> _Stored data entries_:
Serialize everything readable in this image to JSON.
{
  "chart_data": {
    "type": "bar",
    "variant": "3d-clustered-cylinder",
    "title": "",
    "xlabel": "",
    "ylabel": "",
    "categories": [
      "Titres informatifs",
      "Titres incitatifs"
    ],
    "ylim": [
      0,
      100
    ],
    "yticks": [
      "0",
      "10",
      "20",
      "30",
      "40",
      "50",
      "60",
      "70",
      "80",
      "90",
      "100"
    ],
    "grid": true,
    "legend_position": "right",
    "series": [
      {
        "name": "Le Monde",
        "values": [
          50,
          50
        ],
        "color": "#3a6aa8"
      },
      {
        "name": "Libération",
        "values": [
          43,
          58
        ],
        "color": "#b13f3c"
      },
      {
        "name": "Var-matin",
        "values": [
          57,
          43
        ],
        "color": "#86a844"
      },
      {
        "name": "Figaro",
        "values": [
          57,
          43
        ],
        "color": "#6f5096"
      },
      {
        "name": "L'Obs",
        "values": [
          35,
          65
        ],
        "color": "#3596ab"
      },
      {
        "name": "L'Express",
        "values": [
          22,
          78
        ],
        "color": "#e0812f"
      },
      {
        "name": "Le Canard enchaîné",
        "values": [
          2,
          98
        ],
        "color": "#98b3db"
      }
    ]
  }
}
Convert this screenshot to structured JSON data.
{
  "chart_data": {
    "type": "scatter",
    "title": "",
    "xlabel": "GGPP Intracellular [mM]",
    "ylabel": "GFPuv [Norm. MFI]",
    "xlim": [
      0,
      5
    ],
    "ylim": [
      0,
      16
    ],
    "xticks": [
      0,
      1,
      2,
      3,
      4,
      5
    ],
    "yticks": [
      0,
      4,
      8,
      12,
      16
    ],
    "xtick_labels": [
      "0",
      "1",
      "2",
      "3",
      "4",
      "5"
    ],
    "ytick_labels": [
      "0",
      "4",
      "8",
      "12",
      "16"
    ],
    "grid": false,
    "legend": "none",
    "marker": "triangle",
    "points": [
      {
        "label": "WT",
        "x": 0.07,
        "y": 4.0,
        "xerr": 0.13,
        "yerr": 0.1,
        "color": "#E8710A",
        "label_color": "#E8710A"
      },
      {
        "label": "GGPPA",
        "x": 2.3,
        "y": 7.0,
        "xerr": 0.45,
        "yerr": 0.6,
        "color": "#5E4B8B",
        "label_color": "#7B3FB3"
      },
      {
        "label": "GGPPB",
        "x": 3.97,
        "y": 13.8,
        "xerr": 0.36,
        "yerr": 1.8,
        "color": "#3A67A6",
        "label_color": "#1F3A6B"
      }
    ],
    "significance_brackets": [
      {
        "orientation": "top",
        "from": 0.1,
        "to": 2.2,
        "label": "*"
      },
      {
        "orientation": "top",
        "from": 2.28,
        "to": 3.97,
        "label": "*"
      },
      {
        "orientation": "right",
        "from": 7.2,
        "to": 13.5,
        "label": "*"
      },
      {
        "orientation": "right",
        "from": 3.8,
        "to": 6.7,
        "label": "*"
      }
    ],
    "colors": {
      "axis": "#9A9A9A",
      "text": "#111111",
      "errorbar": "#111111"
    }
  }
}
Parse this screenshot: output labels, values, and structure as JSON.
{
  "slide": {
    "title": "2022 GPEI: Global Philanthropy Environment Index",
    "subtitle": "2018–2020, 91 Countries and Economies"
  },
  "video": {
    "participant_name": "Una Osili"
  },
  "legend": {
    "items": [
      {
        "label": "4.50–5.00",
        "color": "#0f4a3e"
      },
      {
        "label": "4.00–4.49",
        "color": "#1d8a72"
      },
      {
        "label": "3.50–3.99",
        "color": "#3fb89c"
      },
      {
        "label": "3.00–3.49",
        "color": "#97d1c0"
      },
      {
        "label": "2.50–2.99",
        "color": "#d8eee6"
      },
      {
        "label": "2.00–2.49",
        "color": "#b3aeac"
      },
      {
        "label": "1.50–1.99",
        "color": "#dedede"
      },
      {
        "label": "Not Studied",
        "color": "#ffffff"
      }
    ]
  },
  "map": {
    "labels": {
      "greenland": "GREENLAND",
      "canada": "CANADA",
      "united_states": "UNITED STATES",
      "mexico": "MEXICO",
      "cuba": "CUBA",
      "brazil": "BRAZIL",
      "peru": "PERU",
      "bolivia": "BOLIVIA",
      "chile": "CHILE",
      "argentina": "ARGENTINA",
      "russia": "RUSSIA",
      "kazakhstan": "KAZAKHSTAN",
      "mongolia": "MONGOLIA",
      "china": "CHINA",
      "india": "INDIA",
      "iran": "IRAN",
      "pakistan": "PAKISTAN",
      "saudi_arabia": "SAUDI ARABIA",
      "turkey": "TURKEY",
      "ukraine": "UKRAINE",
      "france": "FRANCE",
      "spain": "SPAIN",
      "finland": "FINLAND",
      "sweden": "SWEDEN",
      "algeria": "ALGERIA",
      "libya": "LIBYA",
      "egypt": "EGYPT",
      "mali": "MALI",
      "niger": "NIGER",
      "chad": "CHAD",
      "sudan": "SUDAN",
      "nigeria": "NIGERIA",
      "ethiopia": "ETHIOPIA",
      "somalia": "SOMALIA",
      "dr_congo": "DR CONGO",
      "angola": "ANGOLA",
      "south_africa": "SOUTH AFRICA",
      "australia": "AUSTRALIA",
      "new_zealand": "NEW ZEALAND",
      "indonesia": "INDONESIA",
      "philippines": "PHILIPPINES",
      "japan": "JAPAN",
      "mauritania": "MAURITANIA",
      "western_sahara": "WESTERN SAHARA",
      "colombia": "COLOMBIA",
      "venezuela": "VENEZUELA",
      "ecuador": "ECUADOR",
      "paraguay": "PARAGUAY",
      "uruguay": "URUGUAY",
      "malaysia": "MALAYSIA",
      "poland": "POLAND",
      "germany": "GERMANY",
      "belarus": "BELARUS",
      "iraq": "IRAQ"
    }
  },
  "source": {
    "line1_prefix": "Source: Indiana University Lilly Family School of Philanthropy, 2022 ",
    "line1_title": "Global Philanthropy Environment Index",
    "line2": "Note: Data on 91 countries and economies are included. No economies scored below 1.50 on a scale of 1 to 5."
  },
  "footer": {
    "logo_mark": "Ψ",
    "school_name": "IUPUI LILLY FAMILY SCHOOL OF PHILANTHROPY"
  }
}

> _Stated task_: Extract all of the data exactly as written.

> _Solution_:
Serialize everything readable in this image to JSON.
{
  "chart_data": {
    "type": "bar",
    "variant": "3d-clustered-cylinder",
    "title": "",
    "xlabel": "",
    "ylabel": "",
    "categories": [
      "Titres informatifs",
      "Titres incitatifs"
    ],
    "ylim": [
      0,
      100
    ],
    "yticks": [
      "0",
      "10",
      "20",
      "30",
      "40",
      "50",
      "60",
      "70",
      "80",
      "90",
      "100"
    ],
    "grid": true,
    "legend_position": "right",
    "series": [
      {
        "name": "Le Monde",
        "values": [
          50,
          50
        ],
        "color": "#3a6aa8"
      },
      {
        "name": "Libération",
        "values": [
          43,
          58
        ],
        "color": "#b13f3c"
      },
      {
        "name": "Var-matin",
        "values": [
          57,
          43
        ],
        "color": "#86a844"
      },
      {
        "name": "Figaro",
        "values": [
          57,
          43
        ],
        "color": "#6f5096"
      },
      {
        "name": "L'Obs",
        "values": [
          35,
          65
        ],
        "color": "#3596ab"
      },
      {
        "name": "L'Express",
        "values": [
          22,
          78
        ],
        "color": "#e0812f"
      },
      {
        "name": "Le Canard enchaîné",
        "values": [
          2,
          98
        ],
        "color": "#98b3db"
      }
    ]
  }
}
Convert this screenshot to structured JSON data.
{
  "chart_data": {
    "type": "scatter",
    "title": "",
    "xlabel": "GGPP Intracellular [mM]",
    "ylabel": "GFPuv [Norm. MFI]",
    "xlim": [
      0,
      5
    ],
    "ylim": [
      0,
      16
    ],
    "xticks": [
      0,
      1,
      2,
      3,
      4,
      5
    ],
    "yticks": [
      0,
      4,
      8,
      12,
      16
    ],
    "xtick_labels": [
      "0",
      "1",
      "2",
      "3",
      "4",
      "5"
    ],
    "ytick_labels": [
      "0",
      "4",
      "8",
      "12",
      "16"
    ],
    "grid": false,
    "legend": "none",
    "marker": "triangle",
    "points": [
      {
        "label": "WT",
        "x": 0.07,
        "y": 4.0,
        "xerr": 0.13,
        "yerr": 0.1,
        "color": "#E8710A",
        "label_color": "#E8710A"
      },
      {
        "label": "GGPPA",
        "x": 2.3,
        "y": 7.0,
        "xerr": 0.45,
        "yerr": 0.6,
        "color": "#5E4B8B",
        "label_color": "#7B3FB3"
      },
      {
        "label": "GGPPB",
        "x": 3.97,
        "y": 13.8,
        "xerr": 0.36,
        "yerr": 1.8,
        "color": "#3A67A6",
        "label_color": "#1F3A6B"
      }
    ],
    "significance_brackets": [
      {
        "orientation": "top",
        "from": 0.1,
        "to": 2.2,
        "label": "*"
      },
      {
        "orientation": "top",
        "from": 2.28,
        "to": 3.97,
        "label": "*"
      },
      {
        "orientation": "right",
        "from": 7.2,
        "to": 13.5,
        "label": "*"
      },
      {
        "orientation": "right",
        "from": 3.8,
        "to": 6.7,
        "label": "*"
      }
    ],
    "colors": {
      "axis": "#9A9A9A",
      "text": "#111111",
      "errorbar": "#111111"
    }
  }
}
Parse this screenshot: output labels, values, and structure as JSON.
{
  "slide": {
    "title": "2022 GPEI: Global Philanthropy Environment Index",
    "subtitle": "2018–2020, 91 Countries and Economies"
  },
  "video": {
    "participant_name": "Una Osili"
  },
  "legend": {
    "items": [
      {
        "label": "4.50–5.00",
        "color": "#0f4a3e"
      },
      {
        "label": "4.00–4.49",
        "color": "#1d8a72"
      },
      {
        "label": "3.50–3.99",
        "color": "#3fb89c"
      },
      {
        "label": "3.00–3.49",
        "color": "#97d1c0"
      },
      {
        "label": "2.50–2.99",
        "color": "#d8eee6"
      },
      {
        "label": "2.00–2.49",
        "color": "#b3aeac"
      },
      {
        "label": "1.50–1.99",
        "color": "#dedede"
      },
      {
        "label": "Not Studied",
        "color": "#ffffff"
      }
    ]
  },
  "map": {
    "labels": {
      "greenland": "GREENLAND",
      "canada": "CANADA",
      "united_states": "UNITED STATES",
      "mexico": "MEXICO",
      "cuba": "CUBA",
      "brazil": "BRAZIL",
      "peru": "PERU",
      "bolivia": "BOLIVIA",
      "chile": "CHILE",
      "argentina": "ARGENTINA",
      "russia": "RUSSIA",
      "kazakhstan": "KAZAKHSTAN",
      "mongolia": "MONGOLIA",
      "china": "CHINA",
      "india": "INDIA",
      "iran": "IRAN",
      "pakistan": "PAKISTAN",
      "saudi_arabia": "SAUDI ARABIA",
      "turkey": "TURKEY",
      "ukraine": "UKRAINE",
      "france": "FRANCE",
      "spain": "SPAIN",
      "finland": "FINLAND",
      "sweden": "SWEDEN",
      "algeria": "ALGERIA",
      "libya": "LIBYA",
      "egypt": "EGYPT",
      "mali": "MALI",
      "niger": "NIGER",
      "chad": "CHAD",
      "sudan": "SUDAN",
      "nigeria": "NIGERIA",
      "ethiopia": "ETHIOPIA",
      "somalia": "SOMALIA",
      "dr_congo": "DR CONGO",
      "angola": "ANGOLA",
      "south_africa": "SOUTH AFRICA",
      "australia": "AUSTRALIA",
      "new_zealand": "NEW ZEALAND",
      "indonesia": "INDONESIA",
      "philippines": "PHILIPPINES",
      "japan": "JAPAN",
      "mauritania": "MAURITANIA",
      "western_sahara": "WESTERN SAHARA",
      "colombia": "COLOMBIA",
      "venezuela": "VENEZUELA",
      "ecuador": "ECUADOR",
      "paraguay": "PARAGUAY",
      "uruguay": "URUGUAY",
      "malaysia": "MALAYSIA",
      "poland": "POLAND",
      "germany": "GERMANY",
      "belarus": "BELARUS",
      "iraq": "IRAQ"
    }
  },
  "source": {
    "line1_prefix": "Source: Indiana University Lilly Family School of Philanthropy, 2022 ",
    "line1_title": "Global Philanthropy Environment Index",
    "line2": "Note: Data on 91 countries and economies are included. No economies scored below 1.50 on a scale of 1 to 5."
  },
  "footer": {
    "logo_mark": "Ψ",
    "school_name": "IUPUI LILLY FAMILY SCHOOL OF PHILANTHROPY"
  }
}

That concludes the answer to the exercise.